Do not MASQ or NAT packets to be tunneled
If you are using IP masquerade or Network Address Translation (NAT) on either gateway, you must now exempt the packets you wish to tunnel from this treatment. For example, if you have a rule like:
# iptables -t nat -A POSTROUTING -o eth0 -s 10.0.0.0/24 -j MASQUERADE
change it to something like:
# iptables -t nat -I POSTROUTING -o eth0 -s 10.0.0.0/24 -d ! 172.16.0.0/24 -j MASQUERADE
or use passthrough rule
# iptables -t nat -I POSTROUTING 1 -o eth0 -s 10.0.0.0/24 -d 172.16.0.0/24 -j RETURN/ACCEPT
or use policy matching !
with iptables 1.3.5 and a Linux kernel > 2.6.15, IPsec policy matching developed by Patrick McHardy was introduced into Linux Netfilter, changing the behaviour of NAT rules in regard to IPsec tunnels. If you e.g. have a general NAT rule for mapping internal addresses to the external interface and want to exempt tunneled traffic from NAT then you must insert an IPsec policy matching rule in front of the SNAT or MASQUERADE rule in the POSTROUTING chain. This is what I'm doing on my productive system:
# iptables -t nat -L
Chain PREROUTING (policy ACCEPT)

────────────────────

Exercise requirements =>
[a] Write out the text on exempting tunneled packets from NAT from "Do not MASQ" up to and including "policy matching !".
[b] Carry on the text on exempting tunneled packets from NAT, starting right after its last line.

[Bounding box prediction data]
────────────────────

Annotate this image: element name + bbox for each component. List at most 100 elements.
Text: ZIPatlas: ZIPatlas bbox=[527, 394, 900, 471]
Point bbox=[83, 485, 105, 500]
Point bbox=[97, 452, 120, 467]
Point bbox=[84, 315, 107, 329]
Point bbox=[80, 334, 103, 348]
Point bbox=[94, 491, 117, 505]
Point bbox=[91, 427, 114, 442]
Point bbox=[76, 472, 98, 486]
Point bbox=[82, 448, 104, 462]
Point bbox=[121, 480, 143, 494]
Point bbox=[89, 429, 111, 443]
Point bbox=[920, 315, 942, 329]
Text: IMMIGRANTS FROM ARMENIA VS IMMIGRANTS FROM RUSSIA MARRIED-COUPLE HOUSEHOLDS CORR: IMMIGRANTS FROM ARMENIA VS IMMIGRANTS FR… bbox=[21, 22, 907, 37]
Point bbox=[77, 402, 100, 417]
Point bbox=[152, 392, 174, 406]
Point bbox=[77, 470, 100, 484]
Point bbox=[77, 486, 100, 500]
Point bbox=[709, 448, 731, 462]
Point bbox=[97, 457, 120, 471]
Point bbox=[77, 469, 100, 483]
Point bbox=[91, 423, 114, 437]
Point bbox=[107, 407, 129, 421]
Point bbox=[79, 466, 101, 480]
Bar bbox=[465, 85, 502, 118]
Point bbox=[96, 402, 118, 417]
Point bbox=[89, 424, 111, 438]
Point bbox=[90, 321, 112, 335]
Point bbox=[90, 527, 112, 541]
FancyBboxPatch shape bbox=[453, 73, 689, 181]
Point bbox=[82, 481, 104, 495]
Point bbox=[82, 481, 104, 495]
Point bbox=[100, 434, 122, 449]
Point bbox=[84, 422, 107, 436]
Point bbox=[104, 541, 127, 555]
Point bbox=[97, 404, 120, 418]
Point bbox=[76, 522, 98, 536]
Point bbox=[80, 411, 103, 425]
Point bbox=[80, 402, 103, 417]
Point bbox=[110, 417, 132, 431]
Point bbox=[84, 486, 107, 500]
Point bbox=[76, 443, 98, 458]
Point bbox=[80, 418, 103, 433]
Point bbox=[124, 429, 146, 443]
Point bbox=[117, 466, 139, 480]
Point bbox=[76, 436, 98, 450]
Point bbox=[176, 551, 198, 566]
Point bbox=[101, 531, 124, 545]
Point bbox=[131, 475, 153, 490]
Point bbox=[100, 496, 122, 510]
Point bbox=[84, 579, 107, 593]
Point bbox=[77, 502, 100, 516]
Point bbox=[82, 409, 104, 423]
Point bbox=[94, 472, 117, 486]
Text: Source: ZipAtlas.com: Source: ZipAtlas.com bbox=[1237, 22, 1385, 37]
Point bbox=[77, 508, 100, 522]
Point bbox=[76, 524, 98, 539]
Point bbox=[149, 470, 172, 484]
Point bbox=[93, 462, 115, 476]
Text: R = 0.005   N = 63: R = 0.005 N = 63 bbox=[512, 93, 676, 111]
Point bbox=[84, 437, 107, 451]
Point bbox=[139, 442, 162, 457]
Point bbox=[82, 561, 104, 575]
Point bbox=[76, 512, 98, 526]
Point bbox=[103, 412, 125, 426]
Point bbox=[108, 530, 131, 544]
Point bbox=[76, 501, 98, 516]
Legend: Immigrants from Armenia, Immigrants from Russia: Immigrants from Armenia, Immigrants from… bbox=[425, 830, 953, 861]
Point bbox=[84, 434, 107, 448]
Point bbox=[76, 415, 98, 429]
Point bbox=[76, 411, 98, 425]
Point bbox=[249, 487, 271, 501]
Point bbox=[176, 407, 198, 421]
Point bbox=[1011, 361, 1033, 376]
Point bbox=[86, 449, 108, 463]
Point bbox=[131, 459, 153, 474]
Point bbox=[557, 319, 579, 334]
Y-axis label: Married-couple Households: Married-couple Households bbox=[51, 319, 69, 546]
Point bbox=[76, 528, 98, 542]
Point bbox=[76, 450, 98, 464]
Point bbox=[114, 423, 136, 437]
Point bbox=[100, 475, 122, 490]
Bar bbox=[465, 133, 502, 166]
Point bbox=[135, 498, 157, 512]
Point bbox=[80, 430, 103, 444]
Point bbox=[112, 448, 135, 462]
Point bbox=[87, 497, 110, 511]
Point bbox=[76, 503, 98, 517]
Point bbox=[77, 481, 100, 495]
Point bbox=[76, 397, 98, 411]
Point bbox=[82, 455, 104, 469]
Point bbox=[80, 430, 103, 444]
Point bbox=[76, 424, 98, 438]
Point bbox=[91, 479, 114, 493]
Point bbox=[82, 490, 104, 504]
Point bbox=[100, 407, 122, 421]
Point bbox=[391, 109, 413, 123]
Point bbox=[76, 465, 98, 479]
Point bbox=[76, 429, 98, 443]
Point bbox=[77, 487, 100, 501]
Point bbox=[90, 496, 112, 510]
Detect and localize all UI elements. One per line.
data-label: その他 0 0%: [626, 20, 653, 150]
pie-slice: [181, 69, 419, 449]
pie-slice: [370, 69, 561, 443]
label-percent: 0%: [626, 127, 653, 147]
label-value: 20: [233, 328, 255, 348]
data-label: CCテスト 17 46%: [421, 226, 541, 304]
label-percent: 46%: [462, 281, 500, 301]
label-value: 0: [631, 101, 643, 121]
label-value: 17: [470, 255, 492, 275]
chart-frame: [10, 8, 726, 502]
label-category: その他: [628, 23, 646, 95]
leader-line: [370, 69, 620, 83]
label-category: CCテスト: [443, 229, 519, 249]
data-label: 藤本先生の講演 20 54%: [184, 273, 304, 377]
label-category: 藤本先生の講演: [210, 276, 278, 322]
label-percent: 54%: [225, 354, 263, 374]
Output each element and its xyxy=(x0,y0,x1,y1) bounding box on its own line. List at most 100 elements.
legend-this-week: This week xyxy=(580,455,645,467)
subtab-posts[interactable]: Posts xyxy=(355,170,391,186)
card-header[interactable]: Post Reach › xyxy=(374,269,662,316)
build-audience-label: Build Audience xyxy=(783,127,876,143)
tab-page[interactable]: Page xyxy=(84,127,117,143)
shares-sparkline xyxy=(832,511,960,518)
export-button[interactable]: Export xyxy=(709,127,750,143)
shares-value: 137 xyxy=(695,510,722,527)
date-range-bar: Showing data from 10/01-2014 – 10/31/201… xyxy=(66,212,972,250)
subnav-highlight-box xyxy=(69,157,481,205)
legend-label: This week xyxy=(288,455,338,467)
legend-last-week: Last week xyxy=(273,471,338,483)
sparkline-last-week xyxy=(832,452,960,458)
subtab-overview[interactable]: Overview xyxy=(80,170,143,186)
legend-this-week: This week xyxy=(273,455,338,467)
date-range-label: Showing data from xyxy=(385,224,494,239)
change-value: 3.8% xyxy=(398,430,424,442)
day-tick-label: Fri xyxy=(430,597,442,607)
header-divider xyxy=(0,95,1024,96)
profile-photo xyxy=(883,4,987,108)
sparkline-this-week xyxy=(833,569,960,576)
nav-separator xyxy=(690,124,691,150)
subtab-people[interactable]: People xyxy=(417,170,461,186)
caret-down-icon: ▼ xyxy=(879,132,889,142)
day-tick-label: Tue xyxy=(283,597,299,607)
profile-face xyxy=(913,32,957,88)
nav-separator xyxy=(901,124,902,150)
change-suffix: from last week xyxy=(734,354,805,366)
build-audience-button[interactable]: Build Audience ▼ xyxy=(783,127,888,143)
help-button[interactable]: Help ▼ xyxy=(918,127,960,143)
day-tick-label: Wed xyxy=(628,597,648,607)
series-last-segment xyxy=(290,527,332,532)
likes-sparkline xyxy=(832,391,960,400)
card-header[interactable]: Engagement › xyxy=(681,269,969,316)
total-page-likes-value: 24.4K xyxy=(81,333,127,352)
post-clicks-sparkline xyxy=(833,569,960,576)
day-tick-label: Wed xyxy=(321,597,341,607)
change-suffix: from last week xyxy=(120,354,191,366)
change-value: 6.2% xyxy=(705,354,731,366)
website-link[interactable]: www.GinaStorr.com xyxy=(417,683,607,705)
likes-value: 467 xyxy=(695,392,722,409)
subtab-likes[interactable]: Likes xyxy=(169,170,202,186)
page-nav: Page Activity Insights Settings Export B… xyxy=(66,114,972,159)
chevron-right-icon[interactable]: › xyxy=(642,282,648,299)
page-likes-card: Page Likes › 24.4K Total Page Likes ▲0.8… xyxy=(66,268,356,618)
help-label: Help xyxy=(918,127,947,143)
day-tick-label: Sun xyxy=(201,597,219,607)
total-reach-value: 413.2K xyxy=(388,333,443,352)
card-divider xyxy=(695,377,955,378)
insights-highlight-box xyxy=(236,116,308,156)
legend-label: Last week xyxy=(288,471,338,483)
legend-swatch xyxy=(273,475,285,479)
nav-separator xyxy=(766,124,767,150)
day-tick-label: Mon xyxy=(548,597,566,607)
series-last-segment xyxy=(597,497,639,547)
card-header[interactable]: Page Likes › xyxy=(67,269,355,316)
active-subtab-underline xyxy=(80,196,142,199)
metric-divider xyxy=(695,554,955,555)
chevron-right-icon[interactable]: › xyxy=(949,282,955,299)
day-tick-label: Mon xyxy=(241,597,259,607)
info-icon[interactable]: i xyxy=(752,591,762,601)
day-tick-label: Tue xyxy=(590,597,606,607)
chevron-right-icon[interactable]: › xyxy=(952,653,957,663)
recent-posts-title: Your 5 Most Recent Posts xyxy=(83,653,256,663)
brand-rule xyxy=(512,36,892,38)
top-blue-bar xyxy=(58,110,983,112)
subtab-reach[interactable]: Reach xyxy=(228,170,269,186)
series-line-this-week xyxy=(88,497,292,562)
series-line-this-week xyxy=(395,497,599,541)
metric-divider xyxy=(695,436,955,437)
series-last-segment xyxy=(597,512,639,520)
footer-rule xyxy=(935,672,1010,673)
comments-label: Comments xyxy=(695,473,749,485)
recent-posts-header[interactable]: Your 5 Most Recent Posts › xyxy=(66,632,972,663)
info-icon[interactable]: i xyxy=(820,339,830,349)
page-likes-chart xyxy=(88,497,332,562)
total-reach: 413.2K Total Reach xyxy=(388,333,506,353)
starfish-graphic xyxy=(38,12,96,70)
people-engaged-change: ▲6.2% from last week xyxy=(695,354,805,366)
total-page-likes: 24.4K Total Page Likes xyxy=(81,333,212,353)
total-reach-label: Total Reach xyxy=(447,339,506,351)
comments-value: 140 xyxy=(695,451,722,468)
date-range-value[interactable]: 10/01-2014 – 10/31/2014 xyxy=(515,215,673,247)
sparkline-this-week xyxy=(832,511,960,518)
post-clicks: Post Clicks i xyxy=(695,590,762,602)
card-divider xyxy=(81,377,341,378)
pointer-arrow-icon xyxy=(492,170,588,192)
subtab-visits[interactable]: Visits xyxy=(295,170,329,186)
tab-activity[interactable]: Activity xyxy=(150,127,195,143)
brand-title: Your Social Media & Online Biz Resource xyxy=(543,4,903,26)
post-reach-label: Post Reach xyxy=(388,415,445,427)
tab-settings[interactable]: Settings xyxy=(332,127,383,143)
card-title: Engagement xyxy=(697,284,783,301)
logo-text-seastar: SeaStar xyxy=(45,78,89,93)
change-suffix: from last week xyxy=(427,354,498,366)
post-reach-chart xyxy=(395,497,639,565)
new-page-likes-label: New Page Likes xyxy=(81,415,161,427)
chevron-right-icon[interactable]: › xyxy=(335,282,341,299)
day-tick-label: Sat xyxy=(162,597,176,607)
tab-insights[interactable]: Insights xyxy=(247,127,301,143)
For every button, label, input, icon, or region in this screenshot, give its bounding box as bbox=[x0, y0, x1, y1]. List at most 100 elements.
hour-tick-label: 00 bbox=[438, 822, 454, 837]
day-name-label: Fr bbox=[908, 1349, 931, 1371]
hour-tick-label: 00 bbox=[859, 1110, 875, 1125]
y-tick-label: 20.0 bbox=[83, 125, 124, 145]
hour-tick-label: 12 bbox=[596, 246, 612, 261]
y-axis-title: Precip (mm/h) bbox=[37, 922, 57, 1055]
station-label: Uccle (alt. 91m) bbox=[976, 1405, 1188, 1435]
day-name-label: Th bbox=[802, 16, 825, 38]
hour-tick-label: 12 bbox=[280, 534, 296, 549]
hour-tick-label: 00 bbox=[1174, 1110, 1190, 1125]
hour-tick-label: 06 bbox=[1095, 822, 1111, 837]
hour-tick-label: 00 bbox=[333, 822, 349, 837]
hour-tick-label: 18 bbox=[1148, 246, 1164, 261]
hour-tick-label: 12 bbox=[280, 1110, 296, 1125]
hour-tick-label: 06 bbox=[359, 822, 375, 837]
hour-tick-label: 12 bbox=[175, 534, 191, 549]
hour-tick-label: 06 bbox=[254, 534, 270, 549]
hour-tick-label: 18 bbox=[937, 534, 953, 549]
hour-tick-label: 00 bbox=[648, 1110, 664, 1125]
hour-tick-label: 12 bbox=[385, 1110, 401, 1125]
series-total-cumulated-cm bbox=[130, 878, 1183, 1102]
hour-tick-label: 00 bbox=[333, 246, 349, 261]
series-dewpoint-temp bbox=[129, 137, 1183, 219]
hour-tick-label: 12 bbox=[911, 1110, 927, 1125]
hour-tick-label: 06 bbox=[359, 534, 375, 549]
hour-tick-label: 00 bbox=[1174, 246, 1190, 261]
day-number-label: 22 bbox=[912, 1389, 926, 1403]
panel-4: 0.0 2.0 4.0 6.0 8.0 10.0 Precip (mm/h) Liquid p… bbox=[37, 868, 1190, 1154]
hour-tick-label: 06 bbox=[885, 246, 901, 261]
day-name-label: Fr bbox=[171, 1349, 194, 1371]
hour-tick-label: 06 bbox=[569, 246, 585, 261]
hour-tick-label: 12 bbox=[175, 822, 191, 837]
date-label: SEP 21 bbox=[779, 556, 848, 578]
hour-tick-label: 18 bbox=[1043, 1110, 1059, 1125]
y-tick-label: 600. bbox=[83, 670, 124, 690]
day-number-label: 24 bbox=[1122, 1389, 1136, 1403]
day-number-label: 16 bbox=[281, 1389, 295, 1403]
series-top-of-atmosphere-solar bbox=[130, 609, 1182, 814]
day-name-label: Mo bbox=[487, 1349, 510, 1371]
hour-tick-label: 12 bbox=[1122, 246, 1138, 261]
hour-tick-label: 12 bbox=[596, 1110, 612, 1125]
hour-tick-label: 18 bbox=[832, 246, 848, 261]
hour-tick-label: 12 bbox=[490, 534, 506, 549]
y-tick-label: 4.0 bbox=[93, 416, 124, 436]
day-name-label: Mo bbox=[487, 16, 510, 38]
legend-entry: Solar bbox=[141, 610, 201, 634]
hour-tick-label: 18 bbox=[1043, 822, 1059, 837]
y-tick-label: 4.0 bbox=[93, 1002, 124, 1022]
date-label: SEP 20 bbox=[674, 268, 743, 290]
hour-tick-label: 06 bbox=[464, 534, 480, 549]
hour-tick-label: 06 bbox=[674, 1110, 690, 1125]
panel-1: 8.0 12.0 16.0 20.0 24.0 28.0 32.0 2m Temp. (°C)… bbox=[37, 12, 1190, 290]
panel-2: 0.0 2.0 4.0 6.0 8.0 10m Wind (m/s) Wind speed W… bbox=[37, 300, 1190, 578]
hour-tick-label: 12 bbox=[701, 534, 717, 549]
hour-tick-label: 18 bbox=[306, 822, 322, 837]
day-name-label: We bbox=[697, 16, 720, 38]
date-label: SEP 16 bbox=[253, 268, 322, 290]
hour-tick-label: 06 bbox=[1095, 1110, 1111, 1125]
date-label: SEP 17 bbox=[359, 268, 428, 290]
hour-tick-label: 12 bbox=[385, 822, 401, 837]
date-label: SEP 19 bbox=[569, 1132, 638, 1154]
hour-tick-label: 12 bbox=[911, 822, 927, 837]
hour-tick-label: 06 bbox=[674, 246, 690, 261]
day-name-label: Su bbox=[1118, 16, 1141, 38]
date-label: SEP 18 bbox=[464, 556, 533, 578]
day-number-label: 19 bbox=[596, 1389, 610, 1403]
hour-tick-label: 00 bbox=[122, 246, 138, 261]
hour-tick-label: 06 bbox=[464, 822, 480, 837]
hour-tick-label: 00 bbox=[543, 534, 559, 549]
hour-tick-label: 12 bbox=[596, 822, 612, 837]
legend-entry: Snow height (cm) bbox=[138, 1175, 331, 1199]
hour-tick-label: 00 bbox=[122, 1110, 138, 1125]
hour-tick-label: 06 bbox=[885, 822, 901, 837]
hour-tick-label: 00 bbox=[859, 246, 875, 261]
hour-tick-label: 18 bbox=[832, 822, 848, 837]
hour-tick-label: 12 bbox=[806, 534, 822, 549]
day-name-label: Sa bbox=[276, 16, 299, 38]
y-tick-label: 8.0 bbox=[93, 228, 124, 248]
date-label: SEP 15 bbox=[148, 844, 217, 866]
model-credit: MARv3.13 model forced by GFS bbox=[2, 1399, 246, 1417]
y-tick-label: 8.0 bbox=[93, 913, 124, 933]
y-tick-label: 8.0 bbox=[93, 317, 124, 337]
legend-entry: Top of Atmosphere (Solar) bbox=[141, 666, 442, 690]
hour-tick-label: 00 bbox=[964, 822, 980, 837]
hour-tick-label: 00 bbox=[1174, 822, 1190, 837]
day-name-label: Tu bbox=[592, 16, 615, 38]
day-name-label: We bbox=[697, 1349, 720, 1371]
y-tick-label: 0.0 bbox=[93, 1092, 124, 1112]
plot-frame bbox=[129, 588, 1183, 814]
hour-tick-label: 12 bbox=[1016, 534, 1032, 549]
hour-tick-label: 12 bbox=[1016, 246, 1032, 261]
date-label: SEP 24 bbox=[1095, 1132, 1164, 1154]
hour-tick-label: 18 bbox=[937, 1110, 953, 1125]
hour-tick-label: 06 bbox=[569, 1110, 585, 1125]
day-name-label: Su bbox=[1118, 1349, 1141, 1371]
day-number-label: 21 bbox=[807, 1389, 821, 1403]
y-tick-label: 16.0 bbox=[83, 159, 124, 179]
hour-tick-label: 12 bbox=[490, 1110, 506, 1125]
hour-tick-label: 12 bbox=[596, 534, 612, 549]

────────────────────

Activity answers =>
[a]
Do not MASQ or NAT packets to be tunneled
If you are using IP masquerade or Network Address Translation (NAT) on either gateway, you must now exempt the packets you wish to tunnel from this treatment. For example, if you have a rule like:
# iptables -t nat -A POSTROUTING -o eth0 -s 10.0.0.0/24 -j MASQUERADE
change it to something like:
# iptables -t nat -I POSTROUTING -o eth0 -s 10.0.0.0/24 -d ! 172.16.0.0/24 -j MASQUERADE
or use passthrough rule
# iptables -t nat -I POSTROUTING 1 -o eth0 -s 10.0.0.0/24 -d 172.16.0.0/24 -j RETURN/ACCEPT
or use policy matching !

[b]
target prot opt source destination
ACCEPT all -- anywhere anywhere policy match dir in pol ipsec mode tunnel
Chain POSTROUTING (policy ACCEPT)
target prot opt source destination
ACCEPT all -- anywhere anywhere policy match dir out pol ipsec mode tunnel
MASQUERADE all -- 10.0.0.0/24 anywhere
# iptables -t nat -I PREROUTING -m policy --dir out /
--pol ipsec --mode tunnel -j ACCEPT
# iptables -t nat -I POSTROUTING -m policy --dir in /
--pol ipsec --mode tunnel -j ACCEPT
This may be necessary on both gateways.